[Items from a figure collection]
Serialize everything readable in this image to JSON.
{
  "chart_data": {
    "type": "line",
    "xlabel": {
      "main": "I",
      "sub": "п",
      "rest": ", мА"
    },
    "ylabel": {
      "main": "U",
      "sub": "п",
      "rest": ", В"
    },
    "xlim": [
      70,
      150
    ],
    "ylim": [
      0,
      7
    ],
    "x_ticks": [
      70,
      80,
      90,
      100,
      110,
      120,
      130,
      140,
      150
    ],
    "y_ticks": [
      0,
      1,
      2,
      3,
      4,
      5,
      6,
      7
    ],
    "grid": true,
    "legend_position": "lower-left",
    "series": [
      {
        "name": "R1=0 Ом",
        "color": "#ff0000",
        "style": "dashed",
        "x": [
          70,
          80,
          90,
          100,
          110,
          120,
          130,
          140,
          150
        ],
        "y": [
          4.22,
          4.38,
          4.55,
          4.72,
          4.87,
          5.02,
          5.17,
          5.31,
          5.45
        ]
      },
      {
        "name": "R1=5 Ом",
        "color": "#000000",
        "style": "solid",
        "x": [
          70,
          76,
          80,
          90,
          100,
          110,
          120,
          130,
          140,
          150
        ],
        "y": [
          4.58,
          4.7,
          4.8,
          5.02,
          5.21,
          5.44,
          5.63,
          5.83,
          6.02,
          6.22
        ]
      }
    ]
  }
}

To be done: Restate each of the entries above verbatim.

Reply:
Serialize everything readable in this image to JSON.
{
  "chart_data": {
    "type": "line",
    "xlabel": {
      "main": "I",
      "sub": "п",
      "rest": ", мА"
    },
    "ylabel": {
      "main": "U",
      "sub": "п",
      "rest": ", В"
    },
    "xlim": [
      70,
      150
    ],
    "ylim": [
      0,
      7
    ],
    "x_ticks": [
      70,
      80,
      90,
      100,
      110,
      120,
      130,
      140,
      150
    ],
    "y_ticks": [
      0,
      1,
      2,
      3,
      4,
      5,
      6,
      7
    ],
    "grid": true,
    "legend_position": "lower-left",
    "series": [
      {
        "name": "R1=0 Ом",
        "color": "#ff0000",
        "style": "dashed",
        "x": [
          70,
          80,
          90,
          100,
          110,
          120,
          130,
          140,
          150
        ],
        "y": [
          4.22,
          4.38,
          4.55,
          4.72,
          4.87,
          5.02,
          5.17,
          5.31,
          5.45
        ]
      },
      {
        "name": "R1=5 Ом",
        "color": "#000000",
        "style": "solid",
        "x": [
          70,
          76,
          80,
          90,
          100,
          110,
          120,
          130,
          140,
          150
        ],
        "y": [
          4.58,
          4.7,
          4.8,
          5.02,
          5.21,
          5.44,
          5.63,
          5.83,
          6.02,
          6.22
        ]
      }
    ]
  }
}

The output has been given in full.